[Stored data]
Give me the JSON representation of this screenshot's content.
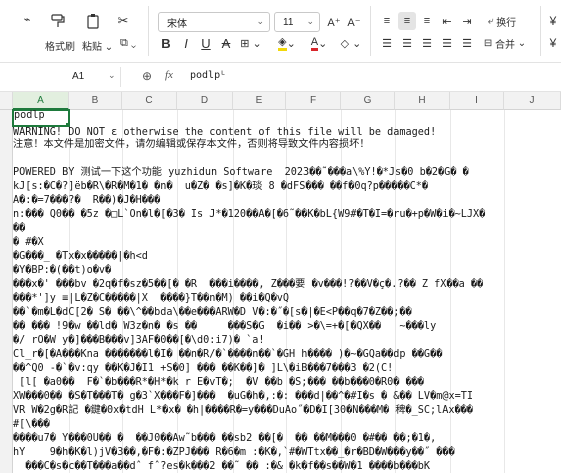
{
  "ribbon": {
    "format_brush": "格式刷",
    "paste": "粘贴",
    "font_name": "宋体",
    "font_size": "11",
    "wrap": "换行",
    "merge": "合并",
    "accent": "#1e7a3c"
  },
  "formula_bar": {
    "cell_ref": "A1",
    "fx": "fx",
    "value": "podlpᴸ"
  },
  "columns": [
    "A",
    "B",
    "C",
    "D",
    "E",
    "F",
    "G",
    "H",
    "I",
    "J"
  ],
  "selected_cell": "podlp",
  "lines": [
    "WARNING! DO NOT ɛ otherwise the content of this file will be damaged!",
    "注意！本文件是加密文件，请勿编辑或保存本文件，否则将导致文件内容损坏！",
    "",
    "POWERED BY 测试一下这个功能 yuzhidun Software  2023��˜���a\\%Y!�*Js�0 b�2�G� �",
    "kJ[s:�C�?]ëb�R\\�R�M�1� �n�  u�Z� �s]�K�琰 8 �dFS��� ��f�0q?p�����C*�",
    "A�:�=7���?�  R��)�J�H���",
    "n:��� Q0�� �5z �□L`On�l�[�3� Is J*�120��A�[�6˜��K�bL{W9#�T�I=�ru�+p�W�i�~LJX�",
    "��",
    "� #�X",
    "�G���_ �Tx�x�����|�h<d",
    "�Y�BP:�(��t)o�v�",
    "���x�' ���bv �2q�f�sz�5��[� �R  ���i����, Z���要 �v���!?��V�ç�.?�� Z fX��a ��",
    "���*']y ≡|L�Z�C�����|X  ����}T��n�M) ��i�Q�vQ",
    "��`�m�L�dC[2� S� ��\\^��bda\\��e���ARW�D V�:�˝�[s�|�E<P��q�7�Z��;��",
    "�� ��� !9�w ��ld� W3z�n� �s ��     ���S�G  �i�� >�\\=+�[�QX��   ~���ly",
    "�/ rO�W y�]���B���v]3AF�0��[�\\d0:i7)� `a!",
    "Cl_r�[�A���Kna �������l�I� ��n�R/�`����n��`�GH h���� )�~�GQa��dp ��G��",
    "��^Q0 -�`�v:qy ��K�J�I1 +S�0] ��� ��K��]� ]L\\�iB���7���3 �2(C!",
    " [l[ �a0��  F�`�b���R*�H*�k r E�vT�;  �V ��b �S;��� ��b���0�R0� ���",
    "XW���0�� �S�T���T� g�3`X���F�]���  �uG�h�,:�: ���d|��^�#I�s � &�� LV�m@x=TI",
    "VR W�2g�R記 �鍵�0x�tdH L*�x� �h|����R�=y���DuAo˝�D�I[30�N���M� 稗�_SC;lAx���",
    "#[\\���",
    "����u7� Y���0U�� �  ��J0��Aw˜b��� ��sb2 ��[�  �� ��M���0 �#�� ��;�1�, ",
    "hY    9�h�K�l)jV�3��,�F�:�ZPJ��� R�6�m :�K�,`#�WTtx��_�r�BD�W���y��˝ ���",
    "  ���C�s�c��T���a��dˆ fˆ?es�k���2 ��˜ �� :�& �k�f��s��W�1 ����b���bK"
  ]
}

*WHAT IS NEEDED*. The records shown above are to be repeated exactly, with the pictures left out.

*RESPONSE FOR THIS EXERCISE*.
Give me the JSON representation of this screenshot's content.
{
  "ribbon": {
    "format_brush": "格式刷",
    "paste": "粘贴",
    "font_name": "宋体",
    "font_size": "11",
    "wrap": "换行",
    "merge": "合并",
    "accent": "#1e7a3c"
  },
  "formula_bar": {
    "cell_ref": "A1",
    "fx": "fx",
    "value": "podlpᴸ"
  },
  "columns": [
    "A",
    "B",
    "C",
    "D",
    "E",
    "F",
    "G",
    "H",
    "I",
    "J"
  ],
  "selected_cell": "podlp",
  "lines": [
    "WARNING! DO NOT ɛ otherwise the content of this file will be damaged!",
    "注意！本文件是加密文件，请勿编辑或保存本文件，否则将导致文件内容损坏！",
    "",
    "POWERED BY 测试一下这个功能 yuzhidun Software  2023��˜���a\\%Y!�*Js�0 b�2�G� �",
    "kJ[s:�C�?]ëb�R\\�R�M�1� �n�  u�Z� �s]�K�琰 8 �dFS��� ��f�0q?p�����C*�",
    "A�:�=7���?�  R��)�J�H���",
    "n:��� Q0�� �5z �□L`On�l�[�3� Is J*�120��A�[�6˜��K�bL{W9#�T�I=�ru�+p�W�i�~LJX�",
    "��",
    "� #�X",
    "�G���_ �Tx�x�����|�h<d",
    "�Y�BP:�(��t)o�v�",
    "���x�' ���bv �2q�f�sz�5��[� �R  ���i����, Z���要 �v���!?��V�ç�.?�� Z fX��a ��",
    "���*']y ≡|L�Z�C�����|X  ����}T��n�M) ��i�Q�vQ",
    "��`�m�L�dC[2� S� ��\\^��bda\\��e���ARW�D V�:�˝�[s�|�E<P��q�7�Z��;��",
    "�� ��� !9�w ��ld� W3z�n� �s ��     ���S�G  �i�� >�\\=+�[�QX��   ~���ly",
    "�/ rO�W y�]���B���v]3AF�0��[�\\d0:i7)� `a!",
    "Cl_r�[�A���Kna �������l�I� ��n�R/�`����n��`�GH h���� )�~�GQa��dp ��G��",
    "��^Q0 -�`�v:qy ��K�J�I1 +S�0] ��� ��K��]� ]L\\�iB���7���3 �2(C!",
    " [l[ �a0��  F�`�b���R*�H*�k r E�vT�;  �V ��b �S;��� ��b���0�R0� ���",
    "XW���0�� �S�T���T� g�3`X���F�]���  �uG�h�,:�: ���d|��^�#I�s � &�� LV�m@x=TI",
    "VR W�2g�R記 �鍵�0x�tdH L*�x� �h|����R�=y���DuAo˝�D�I[30�N���M� 稗�_SC;lAx���",
    "#[\\���",
    "����u7� Y���0U�� �  ��J0��Aw˜b��� ��sb2 ��[�  �� ��M���0 �#�� ��;�1�, ",
    "hY    9�h�K�l)jV�3��,�F�:�ZPJ��� R�6�m :�K�,`#�WTtx��_�r�BD�W���y��˝ ���",
    "  ���C�s�c��T���a��dˆ fˆ?es�k���2 ��˜ �� :�& �k�f��s��W�1 ����b���bK"
  ]
}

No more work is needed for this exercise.